▸ EXERCISE REQUIREMENTS:
Find the string "color" in the listing and report every line that has it.

▸ DATA SECTION:
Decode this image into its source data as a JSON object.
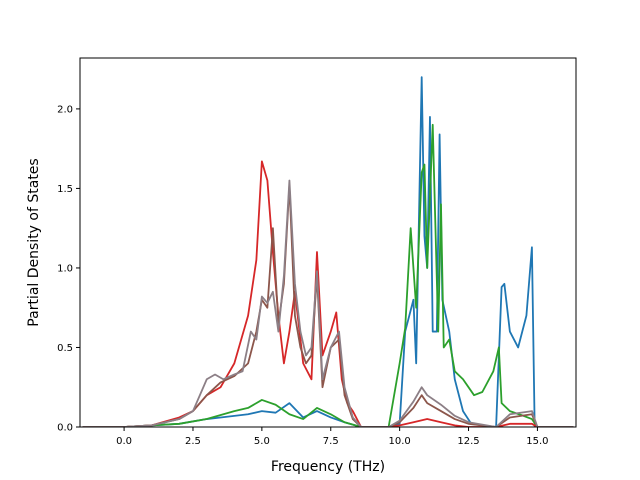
{
  "chart_data": {
    "type": "line",
    "title": "",
    "xlabel": "Frequency (THz)",
    "ylabel": "Partial Density of States",
    "xlim": [
      -1.6,
      16.4
    ],
    "ylim": [
      0,
      2.32
    ],
    "xticks": [
      0.0,
      2.5,
      5.0,
      7.5,
      10.0,
      12.5,
      15.0
    ],
    "xtick_labels": [
      "0.0",
      "2.5",
      "5.0",
      "7.5",
      "10.0",
      "12.5",
      "15.0"
    ],
    "yticks": [
      0.0,
      0.5,
      1.0,
      1.5,
      2.0
    ],
    "ytick_labels": [
      "0.0",
      "0.5",
      "1.0",
      "1.5",
      "2.0"
    ],
    "grid": false,
    "series": [
      {
        "color": "#1f77b4",
        "points": [
          [
            -1.5,
            0
          ],
          [
            0,
            0
          ],
          [
            1,
            0.01
          ],
          [
            2,
            0.02
          ],
          [
            3,
            0.05
          ],
          [
            3.5,
            0.06
          ],
          [
            4,
            0.07
          ],
          [
            4.5,
            0.08
          ],
          [
            5,
            0.1
          ],
          [
            5.5,
            0.09
          ],
          [
            6,
            0.15
          ],
          [
            6.5,
            0.06
          ],
          [
            7,
            0.1
          ],
          [
            7.5,
            0.06
          ],
          [
            8,
            0.03
          ],
          [
            8.6,
            0
          ],
          [
            9.6,
            0
          ],
          [
            10,
            0.02
          ],
          [
            10.2,
            0.6
          ],
          [
            10.5,
            0.8
          ],
          [
            10.6,
            0.4
          ],
          [
            10.8,
            2.2
          ],
          [
            10.9,
            1.2
          ],
          [
            11.0,
            1.0
          ],
          [
            11.1,
            1.95
          ],
          [
            11.2,
            0.6
          ],
          [
            11.35,
            0.6
          ],
          [
            11.45,
            1.84
          ],
          [
            11.55,
            0.8
          ],
          [
            11.8,
            0.6
          ],
          [
            12,
            0.3
          ],
          [
            12.3,
            0.1
          ],
          [
            12.6,
            0.02
          ],
          [
            13.5,
            0
          ],
          [
            13.7,
            0.88
          ],
          [
            13.8,
            0.9
          ],
          [
            14,
            0.6
          ],
          [
            14.3,
            0.5
          ],
          [
            14.6,
            0.7
          ],
          [
            14.8,
            1.13
          ],
          [
            14.9,
            0
          ],
          [
            16.3,
            0
          ]
        ]
      },
      {
        "color": "#2ca02c",
        "points": [
          [
            -1.5,
            0
          ],
          [
            0,
            0
          ],
          [
            1,
            0.01
          ],
          [
            2,
            0.02
          ],
          [
            3,
            0.05
          ],
          [
            4,
            0.1
          ],
          [
            4.5,
            0.12
          ],
          [
            5,
            0.17
          ],
          [
            5.5,
            0.14
          ],
          [
            6,
            0.08
          ],
          [
            6.5,
            0.05
          ],
          [
            7,
            0.12
          ],
          [
            7.5,
            0.08
          ],
          [
            8,
            0.03
          ],
          [
            8.6,
            0
          ],
          [
            9.6,
            0
          ],
          [
            10,
            0.4
          ],
          [
            10.2,
            0.62
          ],
          [
            10.4,
            1.25
          ],
          [
            10.6,
            0.75
          ],
          [
            10.8,
            1.6
          ],
          [
            10.9,
            1.65
          ],
          [
            11.0,
            1.0
          ],
          [
            11.2,
            1.9
          ],
          [
            11.4,
            0.6
          ],
          [
            11.5,
            1.4
          ],
          [
            11.6,
            0.5
          ],
          [
            11.8,
            0.55
          ],
          [
            12,
            0.35
          ],
          [
            12.3,
            0.3
          ],
          [
            12.7,
            0.2
          ],
          [
            13.0,
            0.22
          ],
          [
            13.4,
            0.35
          ],
          [
            13.6,
            0.5
          ],
          [
            13.7,
            0.15
          ],
          [
            14,
            0.1
          ],
          [
            14.5,
            0.07
          ],
          [
            14.8,
            0.05
          ],
          [
            15,
            0
          ],
          [
            16.3,
            0
          ]
        ]
      },
      {
        "color": "#d62728",
        "points": [
          [
            -1.5,
            0
          ],
          [
            0,
            0
          ],
          [
            1,
            0.01
          ],
          [
            2,
            0.06
          ],
          [
            2.5,
            0.1
          ],
          [
            3,
            0.2
          ],
          [
            3.5,
            0.25
          ],
          [
            4,
            0.4
          ],
          [
            4.5,
            0.7
          ],
          [
            4.8,
            1.05
          ],
          [
            5.0,
            1.67
          ],
          [
            5.2,
            1.55
          ],
          [
            5.4,
            1.1
          ],
          [
            5.6,
            0.7
          ],
          [
            5.8,
            0.4
          ],
          [
            6.0,
            0.6
          ],
          [
            6.2,
            0.85
          ],
          [
            6.5,
            0.4
          ],
          [
            6.8,
            0.3
          ],
          [
            7,
            1.1
          ],
          [
            7.2,
            0.45
          ],
          [
            7.5,
            0.6
          ],
          [
            7.7,
            0.72
          ],
          [
            7.9,
            0.3
          ],
          [
            8.1,
            0.15
          ],
          [
            8.3,
            0.1
          ],
          [
            8.6,
            0
          ],
          [
            9.6,
            0
          ],
          [
            10,
            0.01
          ],
          [
            10.5,
            0.03
          ],
          [
            11,
            0.05
          ],
          [
            11.5,
            0.03
          ],
          [
            12,
            0.01
          ],
          [
            12.5,
            0
          ],
          [
            13.5,
            0
          ],
          [
            14,
            0.02
          ],
          [
            14.8,
            0.02
          ],
          [
            15,
            0
          ],
          [
            16.3,
            0
          ]
        ]
      },
      {
        "color": "#8c564b",
        "points": [
          [
            -1.5,
            0
          ],
          [
            0,
            0
          ],
          [
            1,
            0.01
          ],
          [
            2,
            0.05
          ],
          [
            2.5,
            0.1
          ],
          [
            3,
            0.2
          ],
          [
            3.5,
            0.28
          ],
          [
            4,
            0.32
          ],
          [
            4.5,
            0.4
          ],
          [
            4.8,
            0.6
          ],
          [
            5.0,
            0.8
          ],
          [
            5.2,
            0.75
          ],
          [
            5.4,
            1.25
          ],
          [
            5.6,
            0.65
          ],
          [
            5.8,
            0.9
          ],
          [
            6.0,
            1.52
          ],
          [
            6.2,
            0.7
          ],
          [
            6.4,
            0.5
          ],
          [
            6.6,
            0.4
          ],
          [
            6.8,
            0.45
          ],
          [
            7.0,
            0.95
          ],
          [
            7.2,
            0.25
          ],
          [
            7.5,
            0.5
          ],
          [
            7.8,
            0.55
          ],
          [
            8.0,
            0.2
          ],
          [
            8.3,
            0.05
          ],
          [
            8.6,
            0
          ],
          [
            9.6,
            0
          ],
          [
            10,
            0.03
          ],
          [
            10.5,
            0.12
          ],
          [
            10.8,
            0.2
          ],
          [
            11,
            0.15
          ],
          [
            11.5,
            0.1
          ],
          [
            12,
            0.05
          ],
          [
            12.5,
            0.02
          ],
          [
            13.5,
            0
          ],
          [
            14,
            0.06
          ],
          [
            14.8,
            0.08
          ],
          [
            15,
            0
          ],
          [
            16.3,
            0
          ]
        ]
      },
      {
        "color": "#8c7f86",
        "points": [
          [
            -1.5,
            0
          ],
          [
            0,
            0
          ],
          [
            1,
            0.01
          ],
          [
            2,
            0.05
          ],
          [
            2.5,
            0.1
          ],
          [
            3,
            0.3
          ],
          [
            3.3,
            0.33
          ],
          [
            3.6,
            0.3
          ],
          [
            4,
            0.33
          ],
          [
            4.3,
            0.35
          ],
          [
            4.6,
            0.6
          ],
          [
            4.8,
            0.55
          ],
          [
            5.0,
            0.82
          ],
          [
            5.2,
            0.78
          ],
          [
            5.4,
            0.85
          ],
          [
            5.6,
            0.6
          ],
          [
            5.8,
            0.95
          ],
          [
            6.0,
            1.55
          ],
          [
            6.2,
            0.9
          ],
          [
            6.4,
            0.6
          ],
          [
            6.6,
            0.45
          ],
          [
            6.8,
            0.5
          ],
          [
            7.0,
            0.98
          ],
          [
            7.2,
            0.3
          ],
          [
            7.5,
            0.5
          ],
          [
            7.8,
            0.6
          ],
          [
            8.0,
            0.25
          ],
          [
            8.3,
            0.06
          ],
          [
            8.6,
            0
          ],
          [
            9.6,
            0
          ],
          [
            10,
            0.04
          ],
          [
            10.5,
            0.16
          ],
          [
            10.8,
            0.25
          ],
          [
            11,
            0.2
          ],
          [
            11.5,
            0.14
          ],
          [
            12,
            0.07
          ],
          [
            12.5,
            0.03
          ],
          [
            13.5,
            0
          ],
          [
            14,
            0.08
          ],
          [
            14.8,
            0.1
          ],
          [
            15,
            0
          ],
          [
            16.3,
            0
          ]
        ]
      }
    ]
  }
}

▸ WRITTEN SOLUTION:
        "color": "#1f77b4",
        "color": "#2ca02c",
        "color": "#d62728",
        "color": "#8c564b",
        "color": "#8c7f86",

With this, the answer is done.